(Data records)

######

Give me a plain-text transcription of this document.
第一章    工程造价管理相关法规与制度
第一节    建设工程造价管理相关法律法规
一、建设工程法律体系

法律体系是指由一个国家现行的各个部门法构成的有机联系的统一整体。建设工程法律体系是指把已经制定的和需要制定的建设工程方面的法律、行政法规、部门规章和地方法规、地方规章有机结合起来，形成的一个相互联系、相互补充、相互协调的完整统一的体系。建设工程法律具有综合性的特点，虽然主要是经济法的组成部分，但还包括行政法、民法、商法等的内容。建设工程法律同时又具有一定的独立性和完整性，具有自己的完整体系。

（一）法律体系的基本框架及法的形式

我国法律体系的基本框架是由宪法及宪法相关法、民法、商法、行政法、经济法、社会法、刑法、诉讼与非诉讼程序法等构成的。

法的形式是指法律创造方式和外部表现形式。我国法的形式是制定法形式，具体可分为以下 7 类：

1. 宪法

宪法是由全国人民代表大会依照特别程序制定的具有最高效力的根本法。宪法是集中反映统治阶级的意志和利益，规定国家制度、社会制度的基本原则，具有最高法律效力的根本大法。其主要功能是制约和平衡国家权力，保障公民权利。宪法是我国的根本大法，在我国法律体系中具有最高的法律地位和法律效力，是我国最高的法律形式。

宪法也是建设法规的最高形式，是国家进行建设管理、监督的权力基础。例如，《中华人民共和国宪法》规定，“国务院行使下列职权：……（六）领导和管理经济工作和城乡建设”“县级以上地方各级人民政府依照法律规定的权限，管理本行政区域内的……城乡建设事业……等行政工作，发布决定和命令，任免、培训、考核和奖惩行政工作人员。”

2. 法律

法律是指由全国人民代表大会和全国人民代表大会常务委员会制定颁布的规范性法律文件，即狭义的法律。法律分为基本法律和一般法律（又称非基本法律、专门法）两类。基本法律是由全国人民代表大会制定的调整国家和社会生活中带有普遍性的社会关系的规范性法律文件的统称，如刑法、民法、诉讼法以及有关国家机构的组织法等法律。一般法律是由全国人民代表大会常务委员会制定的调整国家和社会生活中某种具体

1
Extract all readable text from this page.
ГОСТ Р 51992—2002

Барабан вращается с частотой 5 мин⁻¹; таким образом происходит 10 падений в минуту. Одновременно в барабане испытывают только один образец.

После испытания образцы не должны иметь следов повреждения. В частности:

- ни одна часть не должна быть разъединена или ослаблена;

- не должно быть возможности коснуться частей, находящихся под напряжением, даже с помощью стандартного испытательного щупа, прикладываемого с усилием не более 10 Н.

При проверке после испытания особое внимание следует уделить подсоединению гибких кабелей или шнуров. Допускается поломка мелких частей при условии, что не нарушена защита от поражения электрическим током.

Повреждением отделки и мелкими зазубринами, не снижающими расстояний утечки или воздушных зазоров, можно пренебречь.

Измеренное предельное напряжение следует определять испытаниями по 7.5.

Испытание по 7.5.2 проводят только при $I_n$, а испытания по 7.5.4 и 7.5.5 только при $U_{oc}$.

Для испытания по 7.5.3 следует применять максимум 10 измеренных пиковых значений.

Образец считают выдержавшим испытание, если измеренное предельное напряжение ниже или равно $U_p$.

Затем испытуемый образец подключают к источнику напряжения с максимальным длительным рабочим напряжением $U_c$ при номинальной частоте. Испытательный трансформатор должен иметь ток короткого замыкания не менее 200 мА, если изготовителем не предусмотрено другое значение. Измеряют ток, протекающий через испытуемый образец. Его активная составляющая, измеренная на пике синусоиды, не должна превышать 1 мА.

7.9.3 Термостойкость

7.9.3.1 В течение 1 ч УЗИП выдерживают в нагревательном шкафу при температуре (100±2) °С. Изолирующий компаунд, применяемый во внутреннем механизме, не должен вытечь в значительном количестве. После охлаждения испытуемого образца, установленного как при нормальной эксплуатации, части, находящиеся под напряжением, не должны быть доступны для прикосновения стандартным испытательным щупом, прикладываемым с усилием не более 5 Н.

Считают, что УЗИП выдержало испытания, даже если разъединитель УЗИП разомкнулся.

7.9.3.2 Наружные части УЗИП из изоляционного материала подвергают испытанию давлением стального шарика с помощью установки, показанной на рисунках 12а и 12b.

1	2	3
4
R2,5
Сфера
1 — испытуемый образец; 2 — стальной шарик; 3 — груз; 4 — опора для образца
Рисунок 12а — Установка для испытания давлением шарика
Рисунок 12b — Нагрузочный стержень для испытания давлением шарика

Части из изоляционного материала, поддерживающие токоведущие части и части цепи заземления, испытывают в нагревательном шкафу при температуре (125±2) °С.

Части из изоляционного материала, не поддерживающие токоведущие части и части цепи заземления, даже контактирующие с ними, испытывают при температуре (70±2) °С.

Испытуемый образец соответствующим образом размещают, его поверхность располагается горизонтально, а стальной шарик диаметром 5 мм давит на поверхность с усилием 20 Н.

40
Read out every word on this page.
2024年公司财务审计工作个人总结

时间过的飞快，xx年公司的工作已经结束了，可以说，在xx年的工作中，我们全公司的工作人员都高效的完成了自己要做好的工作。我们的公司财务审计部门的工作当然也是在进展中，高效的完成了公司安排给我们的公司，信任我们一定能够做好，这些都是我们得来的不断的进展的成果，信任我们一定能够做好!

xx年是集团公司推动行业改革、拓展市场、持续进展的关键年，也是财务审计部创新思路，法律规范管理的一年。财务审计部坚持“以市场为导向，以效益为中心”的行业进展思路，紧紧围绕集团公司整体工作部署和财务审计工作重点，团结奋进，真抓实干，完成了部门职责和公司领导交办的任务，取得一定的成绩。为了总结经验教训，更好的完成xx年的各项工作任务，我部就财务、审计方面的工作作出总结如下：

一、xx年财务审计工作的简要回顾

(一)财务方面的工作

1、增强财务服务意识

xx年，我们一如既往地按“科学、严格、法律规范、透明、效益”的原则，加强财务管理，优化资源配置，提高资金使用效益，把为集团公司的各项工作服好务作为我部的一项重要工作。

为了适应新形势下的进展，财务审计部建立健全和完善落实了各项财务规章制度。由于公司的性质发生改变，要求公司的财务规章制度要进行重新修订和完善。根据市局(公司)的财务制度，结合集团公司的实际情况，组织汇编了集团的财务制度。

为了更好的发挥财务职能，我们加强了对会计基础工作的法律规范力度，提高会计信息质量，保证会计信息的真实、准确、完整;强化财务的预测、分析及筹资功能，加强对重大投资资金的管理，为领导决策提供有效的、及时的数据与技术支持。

######

◆ What you have to do
Please restate the data word for word, every record included.

◆ Reply
Give me a plain-text transcription of this document.
第一章    工程造价管理相关法规与制度
第一节    建设工程造价管理相关法律法规
一、建设工程法律体系

法律体系是指由一个国家现行的各个部门法构成的有机联系的统一整体。建设工程法律体系是指把已经制定的和需要制定的建设工程方面的法律、行政法规、部门规章和地方法规、地方规章有机结合起来，形成的一个相互联系、相互补充、相互协调的完整统一的体系。建设工程法律具有综合性的特点，虽然主要是经济法的组成部分，但还包括行政法、民法、商法等的内容。建设工程法律同时又具有一定的独立性和完整性，具有自己的完整体系。

（一）法律体系的基本框架及法的形式

我国法律体系的基本框架是由宪法及宪法相关法、民法、商法、行政法、经济法、社会法、刑法、诉讼与非诉讼程序法等构成的。

法的形式是指法律创造方式和外部表现形式。我国法的形式是制定法形式，具体可分为以下 7 类：

1. 宪法

宪法是由全国人民代表大会依照特别程序制定的具有最高效力的根本法。宪法是集中反映统治阶级的意志和利益，规定国家制度、社会制度的基本原则，具有最高法律效力的根本大法。其主要功能是制约和平衡国家权力，保障公民权利。宪法是我国的根本大法，在我国法律体系中具有最高的法律地位和法律效力，是我国最高的法律形式。

宪法也是建设法规的最高形式，是国家进行建设管理、监督的权力基础。例如，《中华人民共和国宪法》规定，“国务院行使下列职权：……（六）领导和管理经济工作和城乡建设”“县级以上地方各级人民政府依照法律规定的权限，管理本行政区域内的……城乡建设事业……等行政工作，发布决定和命令，任免、培训、考核和奖惩行政工作人员。”

2. 法律

法律是指由全国人民代表大会和全国人民代表大会常务委员会制定颁布的规范性法律文件，即狭义的法律。法律分为基本法律和一般法律（又称非基本法律、专门法）两类。基本法律是由全国人民代表大会制定的调整国家和社会生活中带有普遍性的社会关系的规范性法律文件的统称，如刑法、民法、诉讼法以及有关国家机构的组织法等法律。一般法律是由全国人民代表大会常务委员会制定的调整国家和社会生活中某种具体

1
Extract all readable text from this page.
ГОСТ Р 51992—2002

Барабан вращается с частотой 5 мин⁻¹; таким образом происходит 10 падений в минуту. Одновременно в барабане испытывают только один образец.

После испытания образцы не должны иметь следов повреждения. В частности:

- ни одна часть не должна быть разъединена или ослаблена;

- не должно быть возможности коснуться частей, находящихся под напряжением, даже с помощью стандартного испытательного щупа, прикладываемого с усилием не более 10 Н.

При проверке после испытания особое внимание следует уделить подсоединению гибких кабелей или шнуров. Допускается поломка мелких частей при условии, что не нарушена защита от поражения электрическим током.

Повреждением отделки и мелкими зазубринами, не снижающими расстояний утечки или воздушных зазоров, можно пренебречь.

Измеренное предельное напряжение следует определять испытаниями по 7.5.

Испытание по 7.5.2 проводят только при $I_n$, а испытания по 7.5.4 и 7.5.5 только при $U_{oc}$.

Для испытания по 7.5.3 следует применять максимум 10 измеренных пиковых значений.

Образец считают выдержавшим испытание, если измеренное предельное напряжение ниже или равно $U_p$.

Затем испытуемый образец подключают к источнику напряжения с максимальным длительным рабочим напряжением $U_c$ при номинальной частоте. Испытательный трансформатор должен иметь ток короткого замыкания не менее 200 мА, если изготовителем не предусмотрено другое значение. Измеряют ток, протекающий через испытуемый образец. Его активная составляющая, измеренная на пике синусоиды, не должна превышать 1 мА.

7.9.3 Термостойкость

7.9.3.1 В течение 1 ч УЗИП выдерживают в нагревательном шкафу при температуре (100±2) °С. Изолирующий компаунд, применяемый во внутреннем механизме, не должен вытечь в значительном количестве. После охлаждения испытуемого образца, установленного как при нормальной эксплуатации, части, находящиеся под напряжением, не должны быть доступны для прикосновения стандартным испытательным щупом, прикладываемым с усилием не более 5 Н.

Считают, что УЗИП выдержало испытания, даже если разъединитель УЗИП разомкнулся.

7.9.3.2 Наружные части УЗИП из изоляционного материала подвергают испытанию давлением стального шарика с помощью установки, показанной на рисунках 12а и 12b.

1	2	3
4
R2,5
Сфера
1 — испытуемый образец; 2 — стальной шарик; 3 — груз; 4 — опора для образца
Рисунок 12а — Установка для испытания давлением шарика
Рисунок 12b — Нагрузочный стержень для испытания давлением шарика

Части из изоляционного материала, поддерживающие токоведущие части и части цепи заземления, испытывают в нагревательном шкафу при температуре (125±2) °С.

Части из изоляционного материала, не поддерживающие токоведущие части и части цепи заземления, даже контактирующие с ними, испытывают при температуре (70±2) °С.

Испытуемый образец соответствующим образом размещают, его поверхность располагается горизонтально, а стальной шарик диаметром 5 мм давит на поверхность с усилием 20 Н.

40
Read out every word on this page.
2024年公司财务审计工作个人总结

时间过的飞快，xx年公司的工作已经结束了，可以说，在xx年的工作中，我们全公司的工作人员都高效的完成了自己要做好的工作。我们的公司财务审计部门的工作当然也是在进展中，高效的完成了公司安排给我们的公司，信任我们一定能够做好，这些都是我们得来的不断的进展的成果，信任我们一定能够做好!

xx年是集团公司推动行业改革、拓展市场、持续进展的关键年，也是财务审计部创新思路，法律规范管理的一年。财务审计部坚持“以市场为导向，以效益为中心”的行业进展思路，紧紧围绕集团公司整体工作部署和财务审计工作重点，团结奋进，真抓实干，完成了部门职责和公司领导交办的任务，取得一定的成绩。为了总结经验教训，更好的完成xx年的各项工作任务，我部就财务、审计方面的工作作出总结如下：

一、xx年财务审计工作的简要回顾

(一)财务方面的工作

1、增强财务服务意识

xx年，我们一如既往地按“科学、严格、法律规范、透明、效益”的原则，加强财务管理，优化资源配置，提高资金使用效益，把为集团公司的各项工作服好务作为我部的一项重要工作。

为了适应新形势下的进展，财务审计部建立健全和完善落实了各项财务规章制度。由于公司的性质发生改变，要求公司的财务规章制度要进行重新修订和完善。根据市局(公司)的财务制度，结合集团公司的实际情况，组织汇编了集团的财务制度。

为了更好的发挥财务职能，我们加强了对会计基础工作的法律规范力度，提高会计信息质量，保证会计信息的真实、准确、完整;强化财务的预测、分析及筹资功能，加强对重大投资资金的管理，为领导决策提供有效的、及时的数据与技术支持。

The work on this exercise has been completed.